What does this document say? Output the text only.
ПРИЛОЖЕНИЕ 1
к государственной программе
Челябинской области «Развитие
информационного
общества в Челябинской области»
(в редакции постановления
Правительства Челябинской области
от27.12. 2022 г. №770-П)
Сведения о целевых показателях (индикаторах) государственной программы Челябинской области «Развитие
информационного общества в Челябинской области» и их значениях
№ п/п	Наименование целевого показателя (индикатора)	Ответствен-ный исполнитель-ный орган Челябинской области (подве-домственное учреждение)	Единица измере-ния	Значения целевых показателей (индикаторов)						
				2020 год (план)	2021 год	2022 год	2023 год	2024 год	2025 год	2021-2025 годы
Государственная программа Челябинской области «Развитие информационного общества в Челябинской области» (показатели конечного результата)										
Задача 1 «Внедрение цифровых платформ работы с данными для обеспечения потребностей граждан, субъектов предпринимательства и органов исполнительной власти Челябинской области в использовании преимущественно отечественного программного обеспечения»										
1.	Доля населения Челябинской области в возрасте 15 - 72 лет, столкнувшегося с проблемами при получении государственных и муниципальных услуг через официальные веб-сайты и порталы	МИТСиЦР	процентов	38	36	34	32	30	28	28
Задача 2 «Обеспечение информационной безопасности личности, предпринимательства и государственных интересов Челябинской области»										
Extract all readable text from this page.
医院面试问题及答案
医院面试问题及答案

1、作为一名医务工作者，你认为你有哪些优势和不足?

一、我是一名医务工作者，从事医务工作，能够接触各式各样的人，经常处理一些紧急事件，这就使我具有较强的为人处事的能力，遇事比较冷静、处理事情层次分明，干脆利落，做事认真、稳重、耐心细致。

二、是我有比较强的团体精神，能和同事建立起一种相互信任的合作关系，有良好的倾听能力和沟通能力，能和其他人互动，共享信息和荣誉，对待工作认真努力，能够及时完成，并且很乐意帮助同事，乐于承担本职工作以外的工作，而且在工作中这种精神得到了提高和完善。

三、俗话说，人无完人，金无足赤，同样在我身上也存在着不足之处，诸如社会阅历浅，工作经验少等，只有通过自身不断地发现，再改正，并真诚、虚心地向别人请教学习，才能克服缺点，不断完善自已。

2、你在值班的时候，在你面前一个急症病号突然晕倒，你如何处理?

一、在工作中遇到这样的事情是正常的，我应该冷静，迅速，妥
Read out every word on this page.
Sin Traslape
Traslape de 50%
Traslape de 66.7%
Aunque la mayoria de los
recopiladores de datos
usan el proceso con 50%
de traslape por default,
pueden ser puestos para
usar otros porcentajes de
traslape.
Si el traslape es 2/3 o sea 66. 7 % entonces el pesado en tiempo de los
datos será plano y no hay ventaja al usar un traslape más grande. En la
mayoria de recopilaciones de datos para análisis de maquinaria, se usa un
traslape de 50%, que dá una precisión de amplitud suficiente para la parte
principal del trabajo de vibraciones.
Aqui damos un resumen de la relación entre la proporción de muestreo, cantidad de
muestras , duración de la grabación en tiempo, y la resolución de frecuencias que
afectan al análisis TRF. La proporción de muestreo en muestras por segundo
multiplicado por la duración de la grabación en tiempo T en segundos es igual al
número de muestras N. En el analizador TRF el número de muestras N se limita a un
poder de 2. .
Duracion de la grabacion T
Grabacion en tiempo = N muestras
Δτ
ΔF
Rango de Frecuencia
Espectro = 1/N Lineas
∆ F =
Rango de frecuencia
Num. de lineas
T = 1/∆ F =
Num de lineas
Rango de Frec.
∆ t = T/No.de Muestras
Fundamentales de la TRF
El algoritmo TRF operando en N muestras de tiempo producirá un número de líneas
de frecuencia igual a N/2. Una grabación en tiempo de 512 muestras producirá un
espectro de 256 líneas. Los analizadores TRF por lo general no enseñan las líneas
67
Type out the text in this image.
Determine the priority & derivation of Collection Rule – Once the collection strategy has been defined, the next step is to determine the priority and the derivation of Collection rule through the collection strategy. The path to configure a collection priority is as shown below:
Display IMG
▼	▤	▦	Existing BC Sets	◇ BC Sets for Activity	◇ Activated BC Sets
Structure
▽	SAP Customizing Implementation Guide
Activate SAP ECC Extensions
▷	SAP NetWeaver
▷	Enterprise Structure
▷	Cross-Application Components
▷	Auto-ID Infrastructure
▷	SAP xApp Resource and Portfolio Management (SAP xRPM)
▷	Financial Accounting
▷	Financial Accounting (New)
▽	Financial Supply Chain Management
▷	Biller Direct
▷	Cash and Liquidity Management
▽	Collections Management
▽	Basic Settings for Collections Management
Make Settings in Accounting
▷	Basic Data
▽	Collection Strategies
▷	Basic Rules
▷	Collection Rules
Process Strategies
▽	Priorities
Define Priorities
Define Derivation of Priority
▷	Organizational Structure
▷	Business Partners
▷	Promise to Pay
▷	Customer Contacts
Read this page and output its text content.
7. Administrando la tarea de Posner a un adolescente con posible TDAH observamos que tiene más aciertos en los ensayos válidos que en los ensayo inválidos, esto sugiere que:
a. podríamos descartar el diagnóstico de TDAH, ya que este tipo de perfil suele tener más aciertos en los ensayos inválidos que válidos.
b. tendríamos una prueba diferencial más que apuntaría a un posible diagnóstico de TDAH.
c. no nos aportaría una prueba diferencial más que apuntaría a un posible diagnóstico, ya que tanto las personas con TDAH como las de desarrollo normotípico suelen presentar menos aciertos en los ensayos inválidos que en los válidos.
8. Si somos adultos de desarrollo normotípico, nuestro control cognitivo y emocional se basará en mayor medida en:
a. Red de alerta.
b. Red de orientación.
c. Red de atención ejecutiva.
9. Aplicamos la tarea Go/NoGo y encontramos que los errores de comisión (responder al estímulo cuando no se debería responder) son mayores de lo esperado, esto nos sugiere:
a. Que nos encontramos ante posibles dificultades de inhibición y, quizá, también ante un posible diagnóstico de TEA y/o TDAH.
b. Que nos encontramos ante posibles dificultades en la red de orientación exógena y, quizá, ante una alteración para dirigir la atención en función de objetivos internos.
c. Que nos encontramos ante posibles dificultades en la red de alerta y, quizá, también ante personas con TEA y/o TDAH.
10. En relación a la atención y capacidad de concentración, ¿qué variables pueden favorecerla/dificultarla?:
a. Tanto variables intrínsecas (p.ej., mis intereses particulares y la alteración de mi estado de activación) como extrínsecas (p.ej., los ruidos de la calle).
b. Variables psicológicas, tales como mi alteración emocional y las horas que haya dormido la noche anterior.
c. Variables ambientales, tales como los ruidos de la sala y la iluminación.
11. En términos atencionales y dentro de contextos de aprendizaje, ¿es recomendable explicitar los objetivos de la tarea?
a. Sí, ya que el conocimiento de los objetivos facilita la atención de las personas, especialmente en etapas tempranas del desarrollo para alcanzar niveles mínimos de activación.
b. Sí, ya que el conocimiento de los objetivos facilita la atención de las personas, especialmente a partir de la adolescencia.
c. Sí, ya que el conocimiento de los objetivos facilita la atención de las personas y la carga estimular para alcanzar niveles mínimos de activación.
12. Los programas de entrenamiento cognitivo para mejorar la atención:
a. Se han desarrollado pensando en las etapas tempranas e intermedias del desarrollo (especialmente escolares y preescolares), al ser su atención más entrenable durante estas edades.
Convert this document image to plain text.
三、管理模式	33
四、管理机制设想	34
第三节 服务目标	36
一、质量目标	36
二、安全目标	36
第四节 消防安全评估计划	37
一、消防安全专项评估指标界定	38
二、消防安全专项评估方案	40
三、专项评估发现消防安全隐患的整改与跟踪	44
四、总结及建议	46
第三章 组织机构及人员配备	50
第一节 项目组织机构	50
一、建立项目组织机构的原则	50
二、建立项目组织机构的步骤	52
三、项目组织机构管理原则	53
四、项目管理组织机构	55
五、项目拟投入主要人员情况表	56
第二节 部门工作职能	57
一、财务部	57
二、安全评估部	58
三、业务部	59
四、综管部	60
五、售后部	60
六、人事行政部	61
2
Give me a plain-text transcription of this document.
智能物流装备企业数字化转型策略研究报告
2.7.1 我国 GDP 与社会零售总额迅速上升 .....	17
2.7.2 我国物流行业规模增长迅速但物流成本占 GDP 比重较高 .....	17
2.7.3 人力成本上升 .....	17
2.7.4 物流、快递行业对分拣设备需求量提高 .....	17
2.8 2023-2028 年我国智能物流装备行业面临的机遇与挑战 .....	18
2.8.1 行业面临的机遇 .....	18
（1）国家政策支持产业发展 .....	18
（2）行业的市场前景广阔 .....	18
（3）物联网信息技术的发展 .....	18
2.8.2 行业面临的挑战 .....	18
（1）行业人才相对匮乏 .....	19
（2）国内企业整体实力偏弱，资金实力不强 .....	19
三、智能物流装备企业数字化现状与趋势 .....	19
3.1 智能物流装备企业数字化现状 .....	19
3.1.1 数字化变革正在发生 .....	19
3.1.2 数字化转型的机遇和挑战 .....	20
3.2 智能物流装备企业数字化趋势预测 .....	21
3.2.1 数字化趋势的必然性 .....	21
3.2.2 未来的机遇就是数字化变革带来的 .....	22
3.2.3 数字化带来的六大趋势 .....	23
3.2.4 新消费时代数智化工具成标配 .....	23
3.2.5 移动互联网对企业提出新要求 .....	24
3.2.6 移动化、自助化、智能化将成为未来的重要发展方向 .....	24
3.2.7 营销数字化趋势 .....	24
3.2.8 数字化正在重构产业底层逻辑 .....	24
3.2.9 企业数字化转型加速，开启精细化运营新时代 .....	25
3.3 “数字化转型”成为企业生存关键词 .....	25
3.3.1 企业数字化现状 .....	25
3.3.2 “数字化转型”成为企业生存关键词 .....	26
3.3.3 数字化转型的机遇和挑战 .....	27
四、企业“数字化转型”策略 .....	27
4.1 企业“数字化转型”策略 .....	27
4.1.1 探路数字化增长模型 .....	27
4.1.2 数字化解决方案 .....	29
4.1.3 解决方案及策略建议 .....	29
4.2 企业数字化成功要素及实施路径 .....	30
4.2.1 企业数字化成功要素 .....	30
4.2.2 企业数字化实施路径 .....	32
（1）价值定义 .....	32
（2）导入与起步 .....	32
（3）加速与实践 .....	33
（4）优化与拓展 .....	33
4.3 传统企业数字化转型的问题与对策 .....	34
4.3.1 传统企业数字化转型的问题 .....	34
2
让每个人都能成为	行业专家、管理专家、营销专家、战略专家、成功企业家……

|---|

● **EXERCISE INSTRUCTIONS**: Search the listing above for the string "grabación". Copy every line that contains it.

● **TASK OUTPUT**:
muestras , duración de la grabación en tiempo, y la resolución de frecuencias que
multiplicado por la duración de la grabación en tiempo T en segundos es igual al
de frecuencia igual a N/2. Una grabación en tiempo de 512 muestras producirá un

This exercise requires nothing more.